• OBJECTIVE 1:
Answer these questions about the magazine blog post below.
(a) Which newspaper bundles the new magazine with its paper?
(b) How old is the child who asks about the picture?
(c) Where does the child say the woman is?

---- EXCERPTED PASSAGE

Thanks, Wall Street Journal Magazine, For That Uncomfortable Conversation With My Preschooler

I was eating breakfast with a magazine spread before me. This time, it was the new slick that the Wall Street Journal bundles with its paper. I’m looking at this story, somehow involving a woman and an exercise bike. I forget anything beyond that.

Woman on bike

“What is she doing?” my three-year-old asks.

“She’s riding an exercise bike,” I reply.

“I think she’s in bed,” he says.

“Uh huh,” I respond in that recognition that he’s being imaginative and contrarian as three-year-olds are when they’re not sleeping and sometimes when they’re eating.

Then I glanced at the left hand page.

(UPDATE: John wants a NSFW label on this post. I initially didn’t put one on it because it was SFWSJ. However, in hope of getting more traffic, here it is: Potentially NSFW. That made you click the Read More link even faster, didn’t it?)

--------
---- MATERIAL PROVIDED

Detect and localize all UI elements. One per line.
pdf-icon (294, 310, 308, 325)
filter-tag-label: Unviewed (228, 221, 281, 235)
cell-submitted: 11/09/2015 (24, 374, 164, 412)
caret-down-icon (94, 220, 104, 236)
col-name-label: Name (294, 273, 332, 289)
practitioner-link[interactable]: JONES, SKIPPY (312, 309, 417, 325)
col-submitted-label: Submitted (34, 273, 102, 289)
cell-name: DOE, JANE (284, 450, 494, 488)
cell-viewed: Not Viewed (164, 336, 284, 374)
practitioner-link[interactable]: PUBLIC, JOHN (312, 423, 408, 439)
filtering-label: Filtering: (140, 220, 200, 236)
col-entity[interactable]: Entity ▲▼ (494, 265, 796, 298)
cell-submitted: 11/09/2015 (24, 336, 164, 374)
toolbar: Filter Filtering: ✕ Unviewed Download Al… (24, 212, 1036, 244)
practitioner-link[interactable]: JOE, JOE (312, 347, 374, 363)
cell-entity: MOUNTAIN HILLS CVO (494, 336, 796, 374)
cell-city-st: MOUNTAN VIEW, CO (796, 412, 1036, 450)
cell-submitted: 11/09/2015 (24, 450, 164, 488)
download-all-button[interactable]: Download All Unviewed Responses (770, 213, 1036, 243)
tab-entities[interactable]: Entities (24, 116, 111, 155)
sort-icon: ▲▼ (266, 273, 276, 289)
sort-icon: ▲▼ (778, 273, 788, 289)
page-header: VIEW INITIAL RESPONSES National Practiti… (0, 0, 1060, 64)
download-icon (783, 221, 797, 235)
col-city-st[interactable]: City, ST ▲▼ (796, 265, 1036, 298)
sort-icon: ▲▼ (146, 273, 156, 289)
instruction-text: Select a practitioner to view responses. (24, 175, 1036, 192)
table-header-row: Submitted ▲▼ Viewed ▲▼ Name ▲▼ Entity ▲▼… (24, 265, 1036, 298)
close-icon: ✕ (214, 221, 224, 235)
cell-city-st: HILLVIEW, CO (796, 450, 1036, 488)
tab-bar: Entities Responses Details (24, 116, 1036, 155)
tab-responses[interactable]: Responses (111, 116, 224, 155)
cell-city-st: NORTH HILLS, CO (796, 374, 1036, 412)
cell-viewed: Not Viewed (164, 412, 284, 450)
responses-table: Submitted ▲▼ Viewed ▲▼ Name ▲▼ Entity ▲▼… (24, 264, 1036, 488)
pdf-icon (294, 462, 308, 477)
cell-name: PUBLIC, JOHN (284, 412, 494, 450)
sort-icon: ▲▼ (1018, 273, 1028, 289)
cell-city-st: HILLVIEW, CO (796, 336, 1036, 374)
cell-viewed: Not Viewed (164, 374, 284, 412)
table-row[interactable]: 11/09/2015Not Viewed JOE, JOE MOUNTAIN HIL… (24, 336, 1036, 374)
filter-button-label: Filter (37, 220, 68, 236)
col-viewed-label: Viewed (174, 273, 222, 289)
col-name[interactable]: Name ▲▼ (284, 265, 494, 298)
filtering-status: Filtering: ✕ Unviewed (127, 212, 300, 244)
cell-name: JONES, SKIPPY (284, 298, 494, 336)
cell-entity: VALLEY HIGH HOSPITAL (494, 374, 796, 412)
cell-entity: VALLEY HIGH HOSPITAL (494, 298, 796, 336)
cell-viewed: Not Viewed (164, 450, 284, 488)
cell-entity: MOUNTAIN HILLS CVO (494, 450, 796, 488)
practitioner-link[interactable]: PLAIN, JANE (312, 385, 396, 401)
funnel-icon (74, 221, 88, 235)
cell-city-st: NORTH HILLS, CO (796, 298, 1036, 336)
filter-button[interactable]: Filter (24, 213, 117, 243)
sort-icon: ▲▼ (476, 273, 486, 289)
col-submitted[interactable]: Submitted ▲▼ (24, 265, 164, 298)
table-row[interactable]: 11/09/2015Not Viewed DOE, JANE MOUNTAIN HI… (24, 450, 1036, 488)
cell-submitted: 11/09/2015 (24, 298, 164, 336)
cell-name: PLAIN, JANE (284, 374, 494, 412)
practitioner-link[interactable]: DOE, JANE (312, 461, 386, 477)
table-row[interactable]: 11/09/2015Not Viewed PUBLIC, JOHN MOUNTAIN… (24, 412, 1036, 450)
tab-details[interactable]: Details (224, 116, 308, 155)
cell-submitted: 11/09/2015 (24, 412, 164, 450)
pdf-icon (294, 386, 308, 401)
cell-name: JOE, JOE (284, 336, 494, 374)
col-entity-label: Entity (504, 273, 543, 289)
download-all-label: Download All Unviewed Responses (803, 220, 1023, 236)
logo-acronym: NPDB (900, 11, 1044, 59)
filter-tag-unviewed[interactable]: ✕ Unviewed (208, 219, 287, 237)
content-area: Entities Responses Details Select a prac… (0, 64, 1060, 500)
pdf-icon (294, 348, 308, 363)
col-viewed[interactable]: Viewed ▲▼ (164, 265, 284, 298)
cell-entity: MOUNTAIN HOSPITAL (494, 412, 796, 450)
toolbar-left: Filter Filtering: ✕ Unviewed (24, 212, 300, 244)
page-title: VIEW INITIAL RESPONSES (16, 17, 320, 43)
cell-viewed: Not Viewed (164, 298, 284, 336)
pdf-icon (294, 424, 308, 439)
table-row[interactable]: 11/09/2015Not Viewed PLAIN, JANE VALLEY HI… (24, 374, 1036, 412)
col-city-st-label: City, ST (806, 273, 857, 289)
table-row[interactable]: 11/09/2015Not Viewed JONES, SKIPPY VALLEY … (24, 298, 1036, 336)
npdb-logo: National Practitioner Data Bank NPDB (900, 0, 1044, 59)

--------

• OBJECTIVE 2: Return the records exactly, covering the stretch from the start of the records through the line containing "col-name-label: Name (294, 273, 332, 289)".

• FULL ANSWER 1:
(a) The Wall Street Journal
(b) Three years old
(c) In bed

• FULL ANSWER 2:
Detect and localize all UI elements. One per line.
pdf-icon (294, 310, 308, 325)
filter-tag-label: Unviewed (228, 221, 281, 235)
cell-submitted: 11/09/2015 (24, 374, 164, 412)
caret-down-icon (94, 220, 104, 236)
col-name-label: Name (294, 273, 332, 289)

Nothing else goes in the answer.